Exercise directions >>
Please reproduce every one of the records below word for word, omitting the pictures from your copy.
--- Supplied data ---
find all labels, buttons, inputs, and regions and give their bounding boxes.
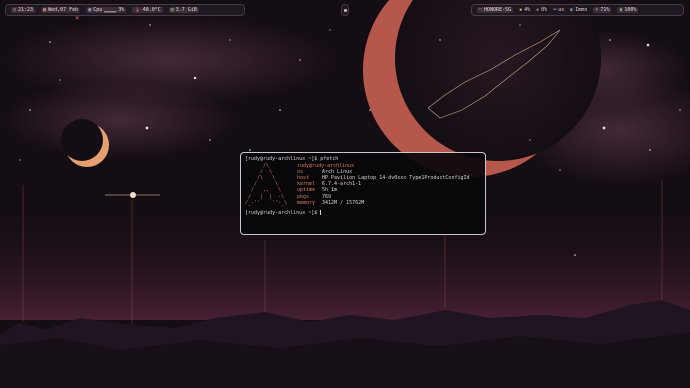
memory-icon: ▤ xyxy=(170,7,174,13)
close-icon[interactable]: × xyxy=(75,14,79,22)
terminal-prompt: [rudy@rudy-archlinux ~]$ xyxy=(245,209,321,216)
battery-value: 100% xyxy=(624,7,637,13)
cpu-icon: ▣ xyxy=(88,7,92,13)
wifi-icon: ◠ xyxy=(479,7,483,13)
terminal-prompt-active[interactable]: [rudy@rudy-archlinux ~]$ xyxy=(245,209,481,216)
cpu-small-value: 4% xyxy=(524,7,531,13)
workspace-dot xyxy=(343,8,347,12)
network-widget[interactable]: ◠ HONORE-5G xyxy=(477,7,514,13)
battery-icon: ▮ xyxy=(619,7,623,13)
temperature-widget[interactable]: 🌡 48.0°C xyxy=(132,7,163,13)
pfetch-output: /\ / \ /\ \ / \ / ,, \ / | | -\ /_-'' ''… xyxy=(245,163,481,206)
mem-small-widget[interactable]: ▪ 0% xyxy=(536,7,547,13)
arch-logo: /\ / \ /\ \ / \ / ,, \ / | | -\ /_-'' ''… xyxy=(245,163,288,206)
cpu-small-widget[interactable]: ▪ 4% xyxy=(519,7,530,13)
brightness-value: 71% xyxy=(600,7,610,13)
terminal-cursor xyxy=(320,209,322,215)
network-name: HONORE-5G xyxy=(484,7,512,13)
brightness-icon: ☀ xyxy=(595,7,599,13)
status-bar-right: ◠ HONORE-5G ▪ 4% ▪ 0% ⌨ us ◐ Immo ☀ 71% … xyxy=(471,4,684,16)
cpu-percent: 3% xyxy=(118,7,125,13)
battery-widget[interactable]: ▮ 100% xyxy=(617,7,639,13)
clock-icon: ◷ xyxy=(13,7,17,13)
keyboard-widget[interactable]: ⌨ us xyxy=(553,7,564,13)
keyboard-layout: us xyxy=(558,7,565,13)
mode-value: Immo xyxy=(575,7,588,13)
clock-widget[interactable]: ◷ 21:23 xyxy=(11,7,36,13)
workspace-indicator[interactable] xyxy=(341,4,349,16)
cpu-label: Cpu xyxy=(93,7,103,13)
terminal-window[interactable]: [rudy@rudy-archlinux ~]$ pfetch /\ / \ /… xyxy=(240,152,486,235)
clock-date: Wed,07 Feb xyxy=(48,7,79,13)
keyboard-icon: ⌨ xyxy=(553,7,557,13)
thermometer-icon: 🌡 xyxy=(134,7,141,13)
memory-widget[interactable]: ▤ 3.7 GiB xyxy=(168,7,199,13)
memory-value: 3.7 GiB xyxy=(175,7,197,13)
mode-icon: ◐ xyxy=(570,7,574,13)
clock-time: 21:23 xyxy=(18,7,34,13)
pfetch-row: memory 3412M / 15762M xyxy=(297,199,365,206)
cpu-small-icon: ▪ xyxy=(519,7,523,13)
brightness-widget[interactable]: ☀ 71% xyxy=(593,7,612,13)
mode-widget[interactable]: ◐ Immo xyxy=(570,7,587,13)
date-widget[interactable]: ▦ Wed,07 Feb xyxy=(41,7,81,13)
cpu-graph: ▁▁▁▁ xyxy=(104,7,117,13)
terminal-prompt-command: [rudy@rudy-archlinux ~]$ pfetch xyxy=(245,156,339,162)
calendar-icon: ▦ xyxy=(43,7,47,13)
cpu-widget[interactable]: ▣ Cpu ▁▁▁▁ 3% xyxy=(86,7,127,13)
pfetch-info: rudy@rudy-archlinux os Arch Linux host HP … xyxy=(297,163,470,206)
temperature-value: 48.0°C xyxy=(142,7,161,13)
mem-small-value: 0% xyxy=(541,7,548,13)
mem-small-icon: ▪ xyxy=(536,7,540,13)
status-bar-left: ◷ 21:23 ▦ Wed,07 Feb ▣ Cpu ▁▁▁▁ 3% 🌡 48.… xyxy=(5,4,245,16)
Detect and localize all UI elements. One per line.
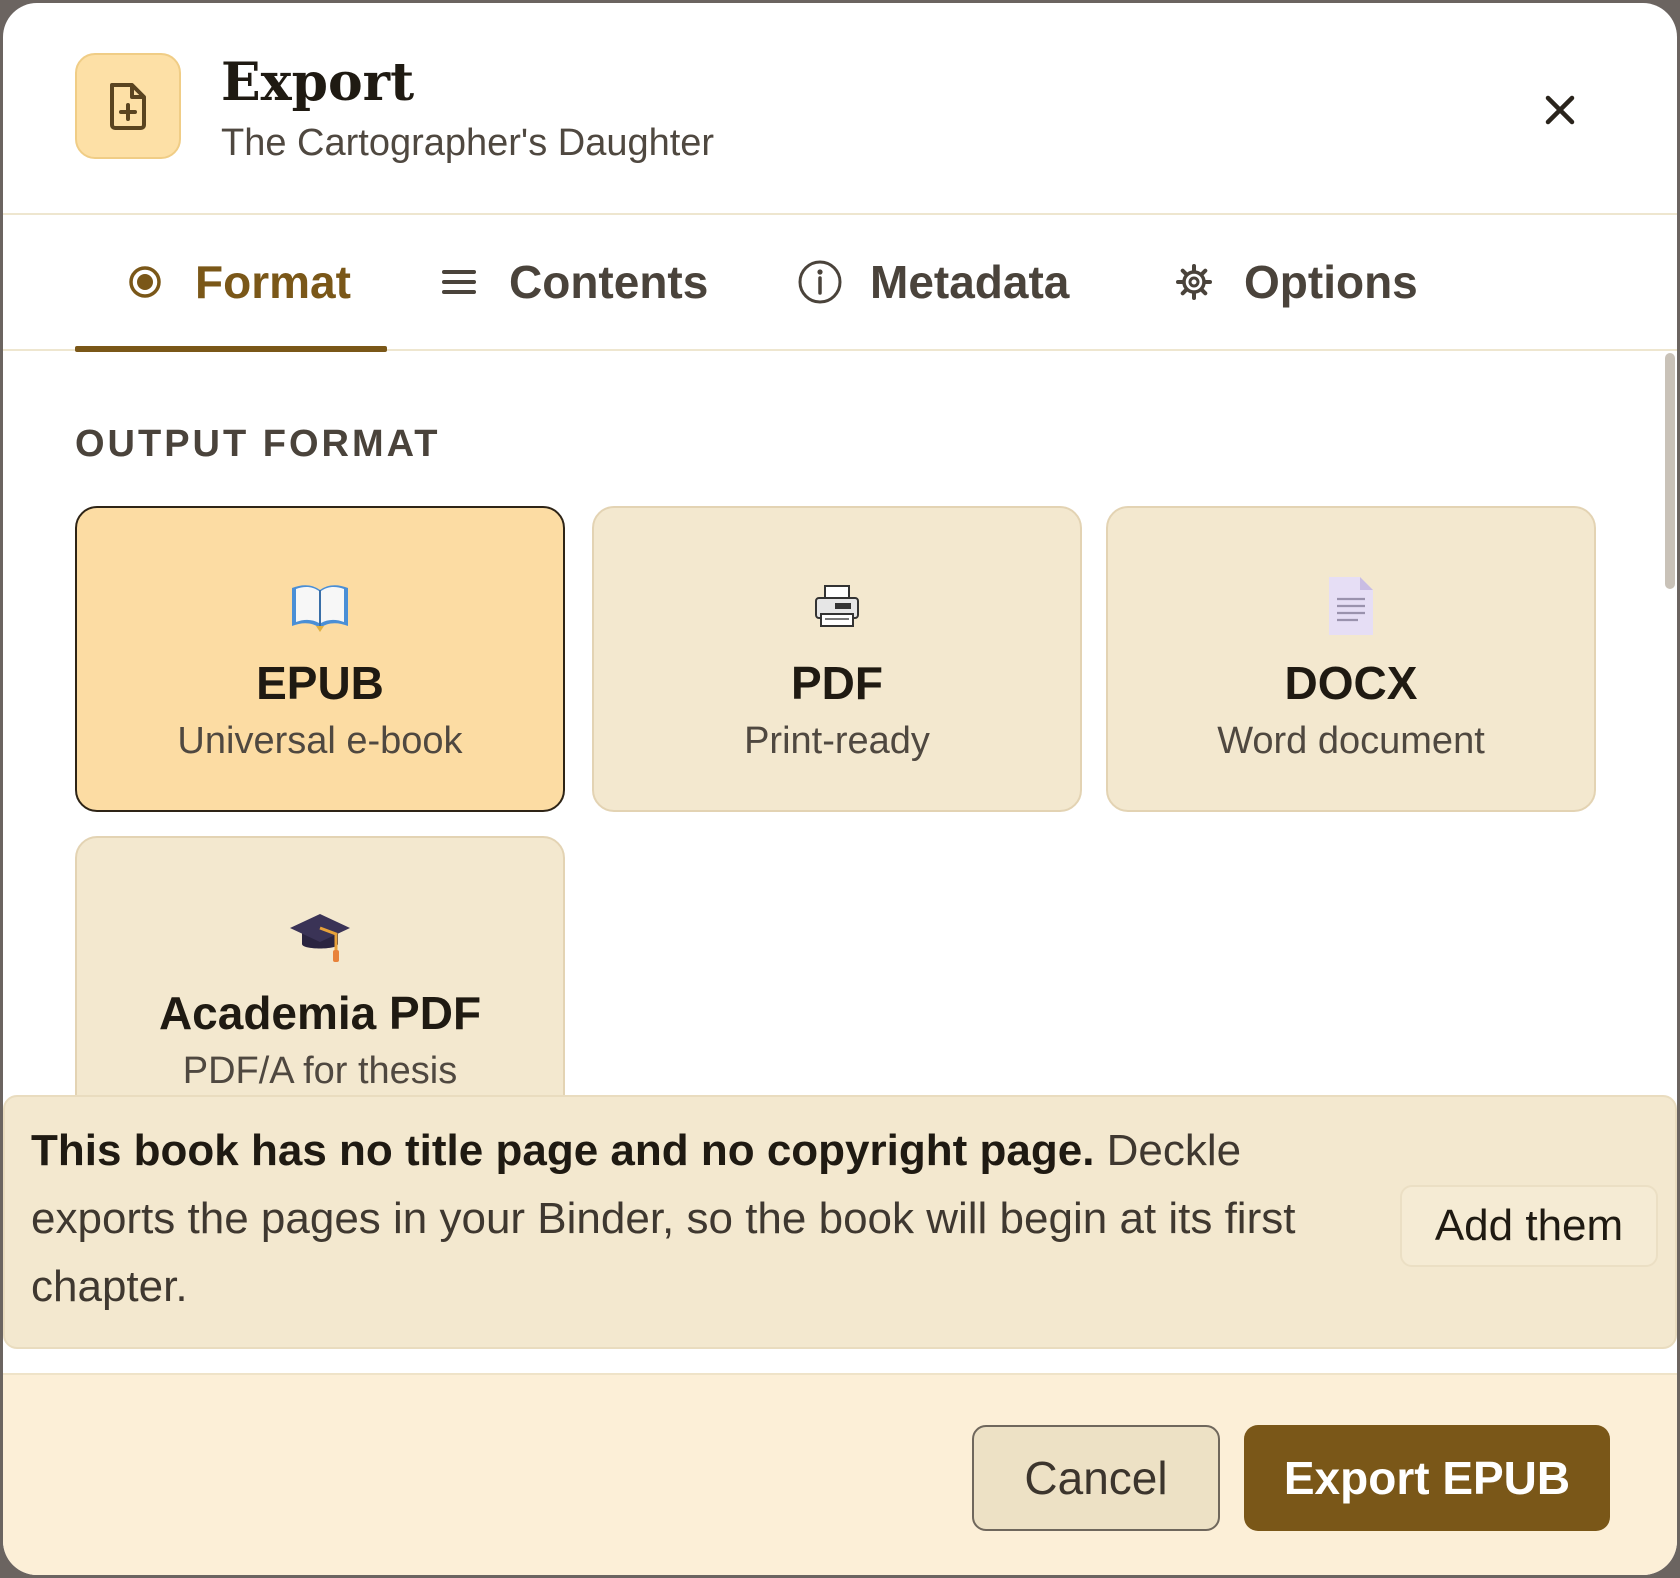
format-card-academia-pdf[interactable]: Academia PDF PDF/A for thesis bbox=[75, 836, 565, 1097]
gear-icon bbox=[1170, 258, 1218, 306]
dialog-footer: Cancel Export EPUB bbox=[3, 1373, 1677, 1575]
cancel-button[interactable]: Cancel bbox=[972, 1425, 1220, 1531]
dialog-title: Export bbox=[221, 52, 415, 113]
tab-contents-label: Contents bbox=[509, 256, 709, 308]
info-icon bbox=[796, 258, 844, 306]
format-panel: OUTPUT FORMAT EPUB Universal e-book PDF … bbox=[3, 351, 1677, 1097]
open-book-icon bbox=[77, 576, 563, 636]
format-card-docx[interactable]: DOCX Word document bbox=[1106, 506, 1596, 812]
tab-options[interactable]: Options bbox=[1170, 215, 1418, 349]
format-name: DOCX bbox=[1284, 657, 1418, 709]
format-description: Universal e-book bbox=[177, 720, 463, 762]
add-them-button[interactable]: Add them bbox=[1400, 1185, 1658, 1267]
format-card-epub[interactable]: EPUB Universal e-book bbox=[75, 506, 565, 812]
tab-contents[interactable]: Contents bbox=[435, 215, 708, 349]
file-plus-icon bbox=[75, 53, 181, 159]
close-button[interactable] bbox=[1533, 83, 1587, 137]
tab-metadata[interactable]: Metadata bbox=[796, 215, 1069, 349]
banner-bold-text: This book has no title page and no copyr… bbox=[31, 1126, 1095, 1175]
format-description: PDF/A for thesis bbox=[182, 1050, 458, 1092]
book-title: The Cartographer's Daughter bbox=[221, 122, 715, 164]
format-name: EPUB bbox=[256, 657, 384, 709]
tab-format[interactable]: Format bbox=[121, 215, 351, 349]
printer-icon bbox=[594, 576, 1080, 636]
radio-icon bbox=[121, 258, 169, 306]
graduation-cap-icon bbox=[77, 906, 563, 966]
tab-bar: Format Contents Metadata Options bbox=[3, 215, 1677, 352]
format-name: PDF bbox=[791, 657, 883, 709]
format-description: Word document bbox=[1217, 720, 1485, 762]
scrollbar[interactable] bbox=[1665, 353, 1675, 589]
close-icon bbox=[1545, 95, 1575, 125]
export-button[interactable]: Export EPUB bbox=[1244, 1425, 1610, 1531]
tab-format-label: Format bbox=[195, 256, 351, 308]
format-description: Print-ready bbox=[744, 720, 930, 762]
format-card-pdf[interactable]: PDF Print-ready bbox=[592, 506, 1082, 812]
document-icon bbox=[1108, 576, 1594, 636]
section-label: OUTPUT FORMAT bbox=[75, 423, 441, 465]
dialog-header: Export The Cartographer's Daughter bbox=[3, 3, 1677, 215]
format-name: Academia PDF bbox=[158, 987, 482, 1039]
tab-metadata-label: Metadata bbox=[870, 256, 1070, 308]
list-icon bbox=[435, 258, 483, 306]
tab-options-label: Options bbox=[1244, 256, 1418, 308]
missing-pages-banner: This book has no title page and no copyr… bbox=[3, 1095, 1677, 1349]
banner-message: This book has no title page and no copyr… bbox=[31, 1117, 1351, 1321]
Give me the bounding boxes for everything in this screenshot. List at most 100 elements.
---
Solution for this task >>
find all labels, buttons, inputs, and regions and give their bounding boxes.
memory-icon: ▤ xyxy=(170,7,174,13)
close-icon[interactable]: × xyxy=(75,14,79,22)
terminal-prompt: [rudy@rudy-archlinux ~]$ xyxy=(245,209,321,216)
battery-value: 100% xyxy=(624,7,637,13)
cpu-icon: ▣ xyxy=(88,7,92,13)
wifi-icon: ◠ xyxy=(479,7,483,13)
terminal-prompt-active[interactable]: [rudy@rudy-archlinux ~]$ xyxy=(245,209,481,216)
cpu-small-value: 4% xyxy=(524,7,531,13)
workspace-dot xyxy=(343,8,347,12)
network-widget[interactable]: ◠ HONORE-5G xyxy=(477,7,514,13)
battery-icon: ▮ xyxy=(619,7,623,13)
temperature-widget[interactable]: 🌡 48.0°C xyxy=(132,7,163,13)
pfetch-output: /\ / \ /\ \ / \ / ,, \ / | | -\ /_-'' ''… xyxy=(245,163,481,206)
mem-small-widget[interactable]: ▪ 0% xyxy=(536,7,547,13)
arch-logo: /\ / \ /\ \ / \ / ,, \ / | | -\ /_-'' ''… xyxy=(245,163,288,206)
cpu-small-widget[interactable]: ▪ 4% xyxy=(519,7,530,13)
brightness-value: 71% xyxy=(600,7,610,13)
terminal-cursor xyxy=(320,209,322,215)
network-name: HONORE-5G xyxy=(484,7,512,13)
brightness-icon: ☀ xyxy=(595,7,599,13)
status-bar-right: ◠ HONORE-5G ▪ 4% ▪ 0% ⌨ us ◐ Immo ☀ 71% … xyxy=(471,4,684,16)
cpu-percent: 3% xyxy=(118,7,125,13)
battery-widget[interactable]: ▮ 100% xyxy=(617,7,639,13)
clock-icon: ◷ xyxy=(13,7,17,13)
keyboard-widget[interactable]: ⌨ us xyxy=(553,7,564,13)
keyboard-layout: us xyxy=(558,7,565,13)
mode-value: Immo xyxy=(575,7,588,13)
clock-widget[interactable]: ◷ 21:23 xyxy=(11,7,36,13)
workspace-indicator[interactable] xyxy=(341,4,349,16)
cpu-label: Cpu xyxy=(93,7,103,13)
terminal-window[interactable]: [rudy@rudy-archlinux ~]$ pfetch /\ / \ /… xyxy=(240,152,486,235)
clock-date: Wed,07 Feb xyxy=(48,7,79,13)
keyboard-icon: ⌨ xyxy=(553,7,557,13)
thermometer-icon: 🌡 xyxy=(134,7,141,13)
memory-widget[interactable]: ▤ 3.7 GiB xyxy=(168,7,199,13)
memory-value: 3.7 GiB xyxy=(175,7,197,13)
mode-icon: ◐ xyxy=(570,7,574,13)
clock-time: 21:23 xyxy=(18,7,34,13)
pfetch-row: memory 3412M / 15762M xyxy=(297,199,365,206)
cpu-small-icon: ▪ xyxy=(519,7,523,13)
brightness-widget[interactable]: ☀ 71% xyxy=(593,7,612,13)
mode-widget[interactable]: ◐ Immo xyxy=(570,7,587,13)
date-widget[interactable]: ▦ Wed,07 Feb xyxy=(41,7,81,13)
cpu-graph: ▁▁▁▁ xyxy=(104,7,117,13)
terminal-prompt-command: [rudy@rudy-archlinux ~]$ pfetch xyxy=(245,156,339,162)
calendar-icon: ▦ xyxy=(43,7,47,13)
cpu-widget[interactable]: ▣ Cpu ▁▁▁▁ 3% xyxy=(86,7,127,13)
pfetch-info: rudy@rudy-archlinux os Arch Linux host HP … xyxy=(297,163,470,206)
temperature-value: 48.0°C xyxy=(142,7,161,13)
mem-small-value: 0% xyxy=(541,7,548,13)
mem-small-icon: ▪ xyxy=(536,7,540,13)
status-bar-left: ◷ 21:23 ▦ Wed,07 Feb ▣ Cpu ▁▁▁▁ 3% 🌡 48.… xyxy=(5,4,245,16)
Detect and localize all UI elements. One per line.
format-card-academia-pdf[interactable]: Academia PDF PDF/A for thesis bbox=[75, 836, 565, 1097]
gear-icon bbox=[1170, 258, 1218, 306]
dialog-footer: Cancel Export EPUB bbox=[3, 1373, 1677, 1575]
cancel-button[interactable]: Cancel bbox=[972, 1425, 1220, 1531]
dialog-title: Export bbox=[221, 52, 415, 113]
tab-contents-label: Contents bbox=[509, 256, 709, 308]
info-icon bbox=[796, 258, 844, 306]
format-panel: OUTPUT FORMAT EPUB Universal e-book PDF … bbox=[3, 351, 1677, 1097]
open-book-icon bbox=[77, 576, 563, 636]
format-card-docx[interactable]: DOCX Word document bbox=[1106, 506, 1596, 812]
tab-options[interactable]: Options bbox=[1170, 215, 1418, 349]
format-name: DOCX bbox=[1284, 657, 1418, 709]
format-description: Universal e-book bbox=[177, 720, 463, 762]
add-them-button[interactable]: Add them bbox=[1400, 1185, 1658, 1267]
format-card-epub[interactable]: EPUB Universal e-book bbox=[75, 506, 565, 812]
tab-contents[interactable]: Contents bbox=[435, 215, 708, 349]
file-plus-icon bbox=[75, 53, 181, 159]
close-button[interactable] bbox=[1533, 83, 1587, 137]
tab-metadata[interactable]: Metadata bbox=[796, 215, 1069, 349]
banner-bold-text: This book has no title page and no copyr… bbox=[31, 1126, 1095, 1175]
format-description: PDF/A for thesis bbox=[182, 1050, 458, 1092]
book-title: The Cartographer's Daughter bbox=[221, 122, 715, 164]
format-name: EPUB bbox=[256, 657, 384, 709]
tab-format[interactable]: Format bbox=[121, 215, 351, 349]
printer-icon bbox=[594, 576, 1080, 636]
radio-icon bbox=[121, 258, 169, 306]
graduation-cap-icon bbox=[77, 906, 563, 966]
tab-bar: Format Contents Metadata Options bbox=[3, 215, 1677, 352]
format-name: PDF bbox=[791, 657, 883, 709]
format-description: Word document bbox=[1217, 720, 1485, 762]
scrollbar[interactable] bbox=[1665, 353, 1675, 589]
close-icon bbox=[1545, 95, 1575, 125]
export-button[interactable]: Export EPUB bbox=[1244, 1425, 1610, 1531]
tab-format-label: Format bbox=[195, 256, 351, 308]
format-description: Print-ready bbox=[744, 720, 930, 762]
format-card-pdf[interactable]: PDF Print-ready bbox=[592, 506, 1082, 812]
document-icon bbox=[1108, 576, 1594, 636]
section-label: OUTPUT FORMAT bbox=[75, 423, 441, 465]
dialog-header: Export The Cartographer's Daughter bbox=[3, 3, 1677, 215]
format-name: Academia PDF bbox=[158, 987, 482, 1039]
tab-metadata-label: Metadata bbox=[870, 256, 1070, 308]
list-icon bbox=[435, 258, 483, 306]
tab-options-label: Options bbox=[1244, 256, 1418, 308]
missing-pages-banner: This book has no title page and no copyr… bbox=[3, 1095, 1677, 1349]
banner-message: This book has no title page and no copyr… bbox=[31, 1117, 1351, 1321]
Give me the bounding boxes for everything in this screenshot. List at most 100 elements.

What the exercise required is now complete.